Dataset extract:
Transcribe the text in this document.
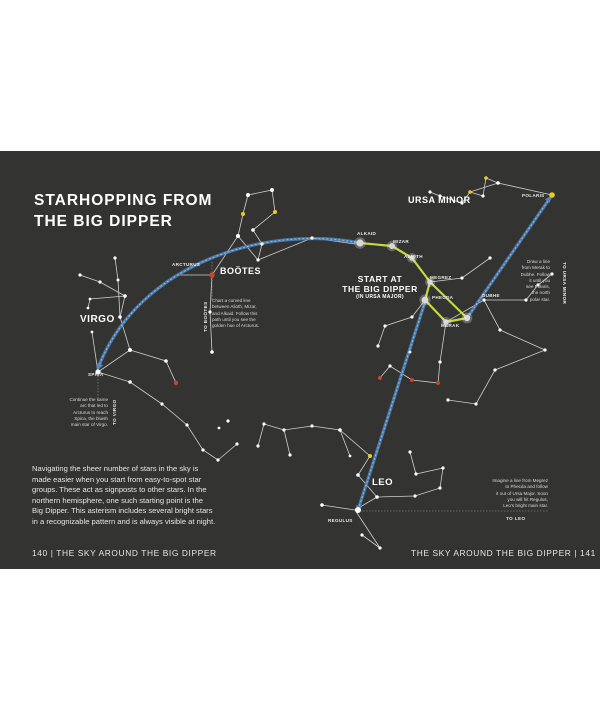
STARHOPPING FROM
THE BIG DIPPER
BOÖTES
VIRGO
URSA MINOR
LEO
START AT
THE BIG DIPPER
(IN URSA MAJOR)
ALKAID
MIZAR
ALIOTH
MEGREZ
PHECDA
MERAK
DUBHE
POLARIS
ARCTURUS
SPICA
REGULUS
TO BOÖTES
TO VIRGO
TO URSA MINOR
TO LEO
Chart a curved line
between Alioth, Mizar,
and Alkaid. Follow this
path until you see the
golden hue of Arcturus.
Continue the same
arc that led to
Arcturus to reach
Spica, the bluish
main star of Virgo.
Draw a line
from Merak to
Dubhe. Follow
it until you
see Polaris,
the north
polar star.
Imagine a line from Megrez
to Phecda and follow
it out of Ursa Major. Soon
you will hit Regulus,
Leo's bright main star.
Navigating the sheer number of stars in the sky is
made easier when you start from easy-to-spot star
groups. These act as signposts to other stars. In the
northern hemisphere, one such starting point is the
Big Dipper. This asterism includes several bright stars
in a recognizable pattern and is always visible at night.
140 | THE SKY AROUND THE BIG DIPPER	THE SKY AROUND THE BIG DIPPER | 141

Task objective:
Pick out every line holding the string "main" and return it.

Expected answer:
main star of Virgo.
Leo's bright main star.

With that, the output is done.